Stated task>
Check every line below for the word "xlabel" and copy each one that has it.

Stored data>
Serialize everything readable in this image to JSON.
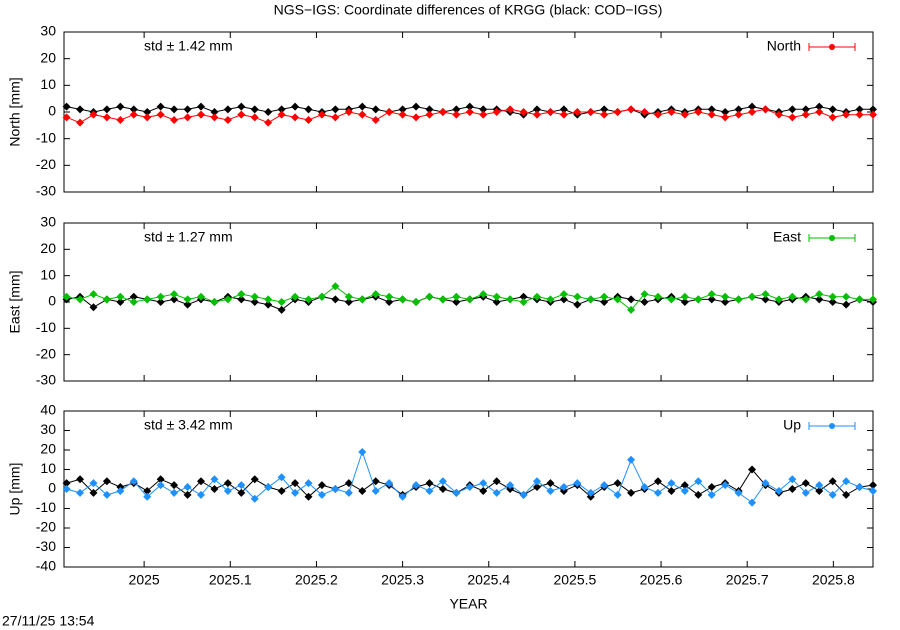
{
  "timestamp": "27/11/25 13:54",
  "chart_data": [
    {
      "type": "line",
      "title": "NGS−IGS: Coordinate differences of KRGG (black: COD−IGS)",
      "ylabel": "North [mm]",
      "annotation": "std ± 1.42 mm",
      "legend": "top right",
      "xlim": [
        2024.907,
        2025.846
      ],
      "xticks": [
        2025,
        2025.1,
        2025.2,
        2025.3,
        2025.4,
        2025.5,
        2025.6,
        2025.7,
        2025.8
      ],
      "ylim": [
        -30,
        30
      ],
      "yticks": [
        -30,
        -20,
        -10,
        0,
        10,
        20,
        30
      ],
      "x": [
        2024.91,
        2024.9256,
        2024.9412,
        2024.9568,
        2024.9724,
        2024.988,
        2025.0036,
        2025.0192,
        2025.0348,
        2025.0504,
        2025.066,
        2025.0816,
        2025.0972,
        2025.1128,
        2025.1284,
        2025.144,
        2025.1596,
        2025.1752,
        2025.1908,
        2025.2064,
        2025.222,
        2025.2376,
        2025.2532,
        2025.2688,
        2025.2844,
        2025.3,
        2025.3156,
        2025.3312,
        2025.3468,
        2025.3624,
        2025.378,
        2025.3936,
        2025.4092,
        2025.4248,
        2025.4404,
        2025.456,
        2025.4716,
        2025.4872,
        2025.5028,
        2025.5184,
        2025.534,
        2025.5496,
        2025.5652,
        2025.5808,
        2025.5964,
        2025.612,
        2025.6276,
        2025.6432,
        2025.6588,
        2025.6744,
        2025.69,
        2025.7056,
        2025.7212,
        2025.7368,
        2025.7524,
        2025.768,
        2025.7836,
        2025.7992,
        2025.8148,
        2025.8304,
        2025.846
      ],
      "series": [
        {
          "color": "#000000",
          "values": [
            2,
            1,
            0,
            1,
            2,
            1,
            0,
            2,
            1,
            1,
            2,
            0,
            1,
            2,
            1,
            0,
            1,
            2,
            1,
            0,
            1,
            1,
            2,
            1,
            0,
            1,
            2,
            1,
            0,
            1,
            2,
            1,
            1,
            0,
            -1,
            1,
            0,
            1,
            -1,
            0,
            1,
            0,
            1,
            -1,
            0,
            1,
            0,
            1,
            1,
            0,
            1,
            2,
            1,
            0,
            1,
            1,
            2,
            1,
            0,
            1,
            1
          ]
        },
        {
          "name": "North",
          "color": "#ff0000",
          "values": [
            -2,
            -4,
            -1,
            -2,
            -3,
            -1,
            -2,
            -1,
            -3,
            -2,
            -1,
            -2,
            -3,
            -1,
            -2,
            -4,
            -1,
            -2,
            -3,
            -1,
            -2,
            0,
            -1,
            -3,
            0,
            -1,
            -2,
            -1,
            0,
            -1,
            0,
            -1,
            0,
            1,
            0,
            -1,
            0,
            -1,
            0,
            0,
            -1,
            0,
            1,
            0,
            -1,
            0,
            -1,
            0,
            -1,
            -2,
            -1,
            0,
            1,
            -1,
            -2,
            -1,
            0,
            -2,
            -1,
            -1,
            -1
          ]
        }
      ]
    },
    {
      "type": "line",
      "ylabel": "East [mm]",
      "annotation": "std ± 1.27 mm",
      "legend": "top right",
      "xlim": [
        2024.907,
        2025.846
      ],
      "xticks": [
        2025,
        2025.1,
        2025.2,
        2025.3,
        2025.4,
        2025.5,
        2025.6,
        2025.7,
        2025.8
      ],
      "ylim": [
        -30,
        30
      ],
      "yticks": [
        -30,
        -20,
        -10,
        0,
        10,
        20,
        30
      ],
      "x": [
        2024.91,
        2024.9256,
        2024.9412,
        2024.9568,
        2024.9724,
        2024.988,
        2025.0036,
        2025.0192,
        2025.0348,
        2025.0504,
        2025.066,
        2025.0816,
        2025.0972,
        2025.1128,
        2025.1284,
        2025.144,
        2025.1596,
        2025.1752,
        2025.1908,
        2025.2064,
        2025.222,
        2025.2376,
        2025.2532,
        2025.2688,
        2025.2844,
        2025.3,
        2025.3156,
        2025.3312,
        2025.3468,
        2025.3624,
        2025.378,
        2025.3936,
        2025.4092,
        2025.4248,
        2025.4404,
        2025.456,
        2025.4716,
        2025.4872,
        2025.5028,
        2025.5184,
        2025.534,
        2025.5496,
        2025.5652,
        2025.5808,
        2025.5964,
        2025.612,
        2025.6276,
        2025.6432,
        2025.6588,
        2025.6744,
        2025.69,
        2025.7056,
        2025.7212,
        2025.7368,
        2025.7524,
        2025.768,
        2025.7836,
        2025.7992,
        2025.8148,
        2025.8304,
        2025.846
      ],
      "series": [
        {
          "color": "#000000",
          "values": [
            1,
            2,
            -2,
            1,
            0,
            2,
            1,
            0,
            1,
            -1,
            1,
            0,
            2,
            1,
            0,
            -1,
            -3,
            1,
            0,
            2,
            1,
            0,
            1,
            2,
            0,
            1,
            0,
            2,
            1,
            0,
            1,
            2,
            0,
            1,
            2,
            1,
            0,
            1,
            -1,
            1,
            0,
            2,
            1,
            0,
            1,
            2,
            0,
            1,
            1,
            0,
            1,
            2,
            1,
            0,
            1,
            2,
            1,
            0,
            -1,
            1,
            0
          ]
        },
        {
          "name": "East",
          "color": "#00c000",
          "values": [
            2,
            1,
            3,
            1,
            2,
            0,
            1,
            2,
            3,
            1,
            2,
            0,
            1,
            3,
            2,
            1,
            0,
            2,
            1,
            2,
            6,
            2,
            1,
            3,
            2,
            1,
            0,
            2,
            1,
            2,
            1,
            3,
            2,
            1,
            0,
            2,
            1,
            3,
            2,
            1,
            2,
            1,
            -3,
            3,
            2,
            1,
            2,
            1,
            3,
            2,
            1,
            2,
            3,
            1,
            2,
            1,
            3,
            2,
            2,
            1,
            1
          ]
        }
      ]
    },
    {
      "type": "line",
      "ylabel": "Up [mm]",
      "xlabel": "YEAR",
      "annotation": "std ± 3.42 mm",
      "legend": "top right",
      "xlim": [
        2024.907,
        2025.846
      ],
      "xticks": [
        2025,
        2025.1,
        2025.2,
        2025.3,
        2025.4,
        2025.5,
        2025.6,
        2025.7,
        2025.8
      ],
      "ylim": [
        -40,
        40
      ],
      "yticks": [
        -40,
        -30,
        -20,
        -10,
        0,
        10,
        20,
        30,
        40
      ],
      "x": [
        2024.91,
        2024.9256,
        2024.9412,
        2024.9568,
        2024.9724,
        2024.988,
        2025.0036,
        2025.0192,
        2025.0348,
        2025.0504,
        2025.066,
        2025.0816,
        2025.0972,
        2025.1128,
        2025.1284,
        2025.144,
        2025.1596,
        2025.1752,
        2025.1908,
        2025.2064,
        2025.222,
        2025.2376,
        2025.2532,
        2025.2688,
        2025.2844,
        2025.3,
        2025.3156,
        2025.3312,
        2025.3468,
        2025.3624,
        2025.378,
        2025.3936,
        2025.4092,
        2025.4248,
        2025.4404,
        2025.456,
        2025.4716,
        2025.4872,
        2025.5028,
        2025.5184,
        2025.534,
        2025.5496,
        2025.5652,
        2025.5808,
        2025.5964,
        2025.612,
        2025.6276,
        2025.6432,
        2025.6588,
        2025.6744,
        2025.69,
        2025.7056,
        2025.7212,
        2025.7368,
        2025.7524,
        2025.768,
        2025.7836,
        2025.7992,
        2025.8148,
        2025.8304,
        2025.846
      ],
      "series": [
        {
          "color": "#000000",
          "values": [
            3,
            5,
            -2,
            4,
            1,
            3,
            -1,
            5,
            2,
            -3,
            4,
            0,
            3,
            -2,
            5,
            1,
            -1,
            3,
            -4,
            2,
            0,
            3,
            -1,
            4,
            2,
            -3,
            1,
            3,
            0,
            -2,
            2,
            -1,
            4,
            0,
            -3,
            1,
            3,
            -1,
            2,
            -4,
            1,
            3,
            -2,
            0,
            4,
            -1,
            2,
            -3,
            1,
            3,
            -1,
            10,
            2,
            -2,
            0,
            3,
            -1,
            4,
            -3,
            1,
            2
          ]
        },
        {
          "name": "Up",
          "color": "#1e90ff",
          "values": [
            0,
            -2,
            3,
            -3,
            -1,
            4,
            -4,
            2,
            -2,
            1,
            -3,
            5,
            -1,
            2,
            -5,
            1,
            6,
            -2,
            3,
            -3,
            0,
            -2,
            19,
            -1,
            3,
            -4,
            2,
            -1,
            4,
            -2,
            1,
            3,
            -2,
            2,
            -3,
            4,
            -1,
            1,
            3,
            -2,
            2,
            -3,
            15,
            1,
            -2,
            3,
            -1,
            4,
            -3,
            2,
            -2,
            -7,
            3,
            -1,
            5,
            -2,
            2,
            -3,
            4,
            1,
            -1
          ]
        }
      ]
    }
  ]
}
==
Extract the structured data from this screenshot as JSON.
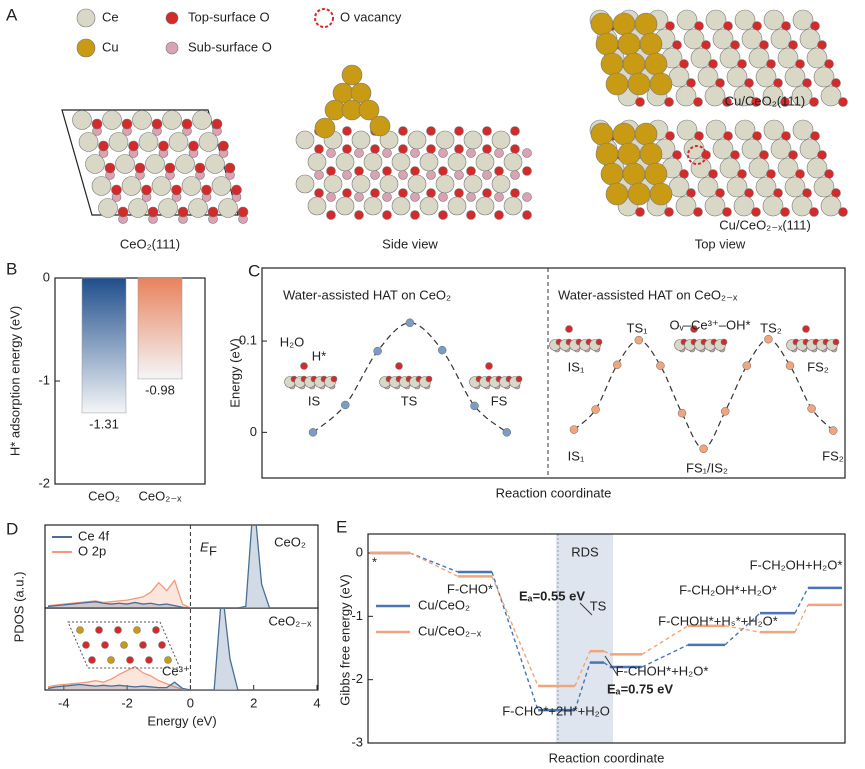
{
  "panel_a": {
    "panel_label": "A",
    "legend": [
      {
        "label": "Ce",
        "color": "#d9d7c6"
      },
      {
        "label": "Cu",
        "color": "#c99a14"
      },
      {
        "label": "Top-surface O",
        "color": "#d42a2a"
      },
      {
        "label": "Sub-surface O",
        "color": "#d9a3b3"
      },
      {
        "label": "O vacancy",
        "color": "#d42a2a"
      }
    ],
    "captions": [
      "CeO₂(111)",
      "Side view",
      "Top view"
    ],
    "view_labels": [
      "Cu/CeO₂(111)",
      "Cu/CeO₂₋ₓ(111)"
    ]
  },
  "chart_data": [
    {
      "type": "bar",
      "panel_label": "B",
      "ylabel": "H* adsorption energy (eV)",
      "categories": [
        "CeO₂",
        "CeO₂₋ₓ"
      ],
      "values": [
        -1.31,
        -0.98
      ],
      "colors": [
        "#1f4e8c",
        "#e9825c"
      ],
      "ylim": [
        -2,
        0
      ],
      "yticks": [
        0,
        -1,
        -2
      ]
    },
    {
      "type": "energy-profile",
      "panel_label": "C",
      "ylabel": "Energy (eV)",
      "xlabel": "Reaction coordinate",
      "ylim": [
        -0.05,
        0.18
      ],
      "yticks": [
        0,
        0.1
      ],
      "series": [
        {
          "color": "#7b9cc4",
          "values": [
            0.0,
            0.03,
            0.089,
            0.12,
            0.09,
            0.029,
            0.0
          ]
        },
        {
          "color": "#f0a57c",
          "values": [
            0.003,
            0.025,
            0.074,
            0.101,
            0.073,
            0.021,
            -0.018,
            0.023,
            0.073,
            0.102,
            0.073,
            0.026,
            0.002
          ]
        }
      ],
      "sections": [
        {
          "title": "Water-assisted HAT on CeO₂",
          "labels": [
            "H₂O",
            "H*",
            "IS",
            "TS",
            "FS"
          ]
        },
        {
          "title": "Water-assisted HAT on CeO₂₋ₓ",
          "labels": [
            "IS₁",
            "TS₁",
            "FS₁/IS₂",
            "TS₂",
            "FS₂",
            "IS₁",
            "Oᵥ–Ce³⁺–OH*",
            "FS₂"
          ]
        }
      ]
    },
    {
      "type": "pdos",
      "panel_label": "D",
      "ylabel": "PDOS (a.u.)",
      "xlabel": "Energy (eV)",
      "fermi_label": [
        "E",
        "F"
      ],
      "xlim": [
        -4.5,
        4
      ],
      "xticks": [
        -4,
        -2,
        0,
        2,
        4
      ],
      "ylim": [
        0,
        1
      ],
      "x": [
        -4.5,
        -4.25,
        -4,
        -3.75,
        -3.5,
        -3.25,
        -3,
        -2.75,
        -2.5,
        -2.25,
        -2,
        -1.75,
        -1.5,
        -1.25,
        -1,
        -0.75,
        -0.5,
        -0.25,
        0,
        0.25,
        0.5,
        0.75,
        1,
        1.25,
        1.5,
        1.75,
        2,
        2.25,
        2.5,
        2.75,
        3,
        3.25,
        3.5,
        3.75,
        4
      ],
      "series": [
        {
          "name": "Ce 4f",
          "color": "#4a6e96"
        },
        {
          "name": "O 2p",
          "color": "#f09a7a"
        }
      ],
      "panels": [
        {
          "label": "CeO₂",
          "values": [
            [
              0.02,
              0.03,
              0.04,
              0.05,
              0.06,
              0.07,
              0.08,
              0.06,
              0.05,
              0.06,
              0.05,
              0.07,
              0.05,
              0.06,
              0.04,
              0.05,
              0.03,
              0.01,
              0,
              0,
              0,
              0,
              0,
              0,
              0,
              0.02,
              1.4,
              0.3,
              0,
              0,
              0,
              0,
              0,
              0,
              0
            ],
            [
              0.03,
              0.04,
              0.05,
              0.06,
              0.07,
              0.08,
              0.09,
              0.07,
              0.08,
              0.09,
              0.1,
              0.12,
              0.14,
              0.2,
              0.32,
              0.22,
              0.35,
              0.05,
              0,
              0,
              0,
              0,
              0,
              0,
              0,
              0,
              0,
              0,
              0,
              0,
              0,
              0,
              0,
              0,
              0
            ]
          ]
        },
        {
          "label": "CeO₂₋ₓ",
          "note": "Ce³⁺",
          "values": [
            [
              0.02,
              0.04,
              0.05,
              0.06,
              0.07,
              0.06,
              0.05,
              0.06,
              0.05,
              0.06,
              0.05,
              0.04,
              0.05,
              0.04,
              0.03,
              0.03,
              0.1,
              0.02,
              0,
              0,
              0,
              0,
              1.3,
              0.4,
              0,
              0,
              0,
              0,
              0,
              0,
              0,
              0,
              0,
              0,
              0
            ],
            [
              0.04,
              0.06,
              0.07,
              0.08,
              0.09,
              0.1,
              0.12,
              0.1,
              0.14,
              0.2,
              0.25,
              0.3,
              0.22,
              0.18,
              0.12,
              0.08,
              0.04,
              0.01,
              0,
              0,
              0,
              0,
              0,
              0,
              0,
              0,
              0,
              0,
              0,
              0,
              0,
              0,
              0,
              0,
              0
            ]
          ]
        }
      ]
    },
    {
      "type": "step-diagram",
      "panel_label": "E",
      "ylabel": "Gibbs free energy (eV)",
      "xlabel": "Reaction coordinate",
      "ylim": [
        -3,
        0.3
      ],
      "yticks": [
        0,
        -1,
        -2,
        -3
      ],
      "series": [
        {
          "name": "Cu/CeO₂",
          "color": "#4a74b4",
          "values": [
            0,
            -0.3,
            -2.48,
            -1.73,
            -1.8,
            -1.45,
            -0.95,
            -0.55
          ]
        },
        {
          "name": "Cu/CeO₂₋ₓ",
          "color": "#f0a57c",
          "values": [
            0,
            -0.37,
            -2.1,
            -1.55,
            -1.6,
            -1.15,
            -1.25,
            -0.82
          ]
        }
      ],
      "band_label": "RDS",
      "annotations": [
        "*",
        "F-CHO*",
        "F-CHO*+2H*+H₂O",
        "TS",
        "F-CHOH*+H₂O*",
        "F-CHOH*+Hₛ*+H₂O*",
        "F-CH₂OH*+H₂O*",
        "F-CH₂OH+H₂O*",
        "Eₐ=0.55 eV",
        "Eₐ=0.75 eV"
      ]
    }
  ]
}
---
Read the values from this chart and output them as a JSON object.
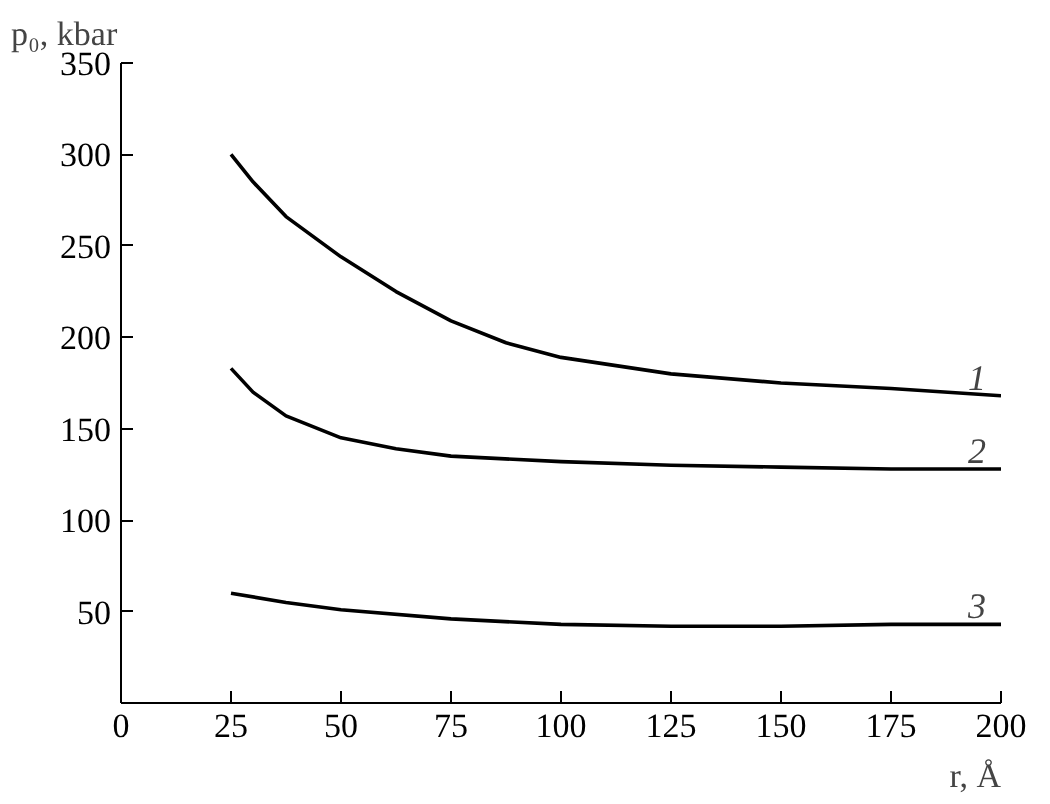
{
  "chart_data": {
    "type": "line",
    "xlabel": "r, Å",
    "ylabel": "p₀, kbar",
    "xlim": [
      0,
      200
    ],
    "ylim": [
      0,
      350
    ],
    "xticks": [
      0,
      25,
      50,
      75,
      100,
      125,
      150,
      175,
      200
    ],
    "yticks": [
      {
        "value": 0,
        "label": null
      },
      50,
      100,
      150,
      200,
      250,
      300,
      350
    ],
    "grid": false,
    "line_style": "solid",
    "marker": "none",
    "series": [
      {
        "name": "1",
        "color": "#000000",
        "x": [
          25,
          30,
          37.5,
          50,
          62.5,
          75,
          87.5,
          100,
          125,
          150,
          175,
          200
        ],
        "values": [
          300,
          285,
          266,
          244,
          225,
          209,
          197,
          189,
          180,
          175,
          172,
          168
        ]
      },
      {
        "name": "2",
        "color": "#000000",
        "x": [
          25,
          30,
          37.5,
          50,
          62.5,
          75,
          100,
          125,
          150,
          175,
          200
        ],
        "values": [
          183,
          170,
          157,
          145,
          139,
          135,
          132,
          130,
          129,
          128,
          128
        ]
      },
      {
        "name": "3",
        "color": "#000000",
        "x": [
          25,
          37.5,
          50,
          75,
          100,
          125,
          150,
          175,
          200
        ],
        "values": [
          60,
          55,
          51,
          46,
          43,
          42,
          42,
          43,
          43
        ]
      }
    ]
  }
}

Exercise solution>
      "xlabel": "YEAR",
      "xlabel": "Reaction coordinate",
      "xlabel": "Energy (eV)",
      "xlabel": "Reaction coordinate",
    "xlabel": "r, Å",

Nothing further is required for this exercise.